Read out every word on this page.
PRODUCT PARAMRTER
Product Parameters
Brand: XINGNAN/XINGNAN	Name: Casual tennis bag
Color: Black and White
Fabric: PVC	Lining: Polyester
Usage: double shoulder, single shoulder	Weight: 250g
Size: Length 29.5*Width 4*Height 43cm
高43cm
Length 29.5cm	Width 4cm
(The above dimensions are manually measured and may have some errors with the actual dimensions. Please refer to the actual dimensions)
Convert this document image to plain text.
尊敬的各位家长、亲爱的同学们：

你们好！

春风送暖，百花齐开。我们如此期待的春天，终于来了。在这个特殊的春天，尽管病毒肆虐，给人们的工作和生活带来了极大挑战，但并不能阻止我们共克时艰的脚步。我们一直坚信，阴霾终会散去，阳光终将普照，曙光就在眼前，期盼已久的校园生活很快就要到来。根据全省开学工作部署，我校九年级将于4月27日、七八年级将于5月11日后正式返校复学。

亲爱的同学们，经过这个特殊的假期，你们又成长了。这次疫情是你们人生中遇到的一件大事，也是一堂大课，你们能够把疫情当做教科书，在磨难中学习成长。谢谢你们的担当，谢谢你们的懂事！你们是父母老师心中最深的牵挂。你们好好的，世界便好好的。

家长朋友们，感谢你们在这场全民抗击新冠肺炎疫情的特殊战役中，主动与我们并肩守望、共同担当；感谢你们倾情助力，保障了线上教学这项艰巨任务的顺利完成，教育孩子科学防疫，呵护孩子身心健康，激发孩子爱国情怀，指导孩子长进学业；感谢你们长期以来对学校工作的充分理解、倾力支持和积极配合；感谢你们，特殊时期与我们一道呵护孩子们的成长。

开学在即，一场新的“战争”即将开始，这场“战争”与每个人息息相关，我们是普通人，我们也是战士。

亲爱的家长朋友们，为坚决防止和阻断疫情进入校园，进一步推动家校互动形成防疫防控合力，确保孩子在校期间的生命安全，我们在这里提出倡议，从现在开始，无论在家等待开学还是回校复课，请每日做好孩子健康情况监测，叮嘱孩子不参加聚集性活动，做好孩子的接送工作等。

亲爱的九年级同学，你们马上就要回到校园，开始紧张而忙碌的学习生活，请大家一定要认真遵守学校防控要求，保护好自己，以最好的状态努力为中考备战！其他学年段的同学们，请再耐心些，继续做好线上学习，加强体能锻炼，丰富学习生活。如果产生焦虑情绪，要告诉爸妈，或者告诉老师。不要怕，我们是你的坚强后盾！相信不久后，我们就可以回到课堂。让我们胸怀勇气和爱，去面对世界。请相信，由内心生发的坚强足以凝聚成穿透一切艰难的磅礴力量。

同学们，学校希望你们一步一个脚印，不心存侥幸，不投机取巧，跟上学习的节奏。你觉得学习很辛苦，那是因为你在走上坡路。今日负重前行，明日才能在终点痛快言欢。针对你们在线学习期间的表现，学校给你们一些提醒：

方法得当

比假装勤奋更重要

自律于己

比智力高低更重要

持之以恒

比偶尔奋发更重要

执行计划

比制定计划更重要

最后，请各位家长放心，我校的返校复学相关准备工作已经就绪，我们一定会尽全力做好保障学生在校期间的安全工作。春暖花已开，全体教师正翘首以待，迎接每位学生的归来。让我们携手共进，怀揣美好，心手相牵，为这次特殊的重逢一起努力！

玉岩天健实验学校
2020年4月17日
● ● ●
What to produce:
From the listing above, return each line with the word "Length".

Output for this exercise:
Size: Length 29.5*Width 4*Height 43cm
Length 29.5cm	Width 4cm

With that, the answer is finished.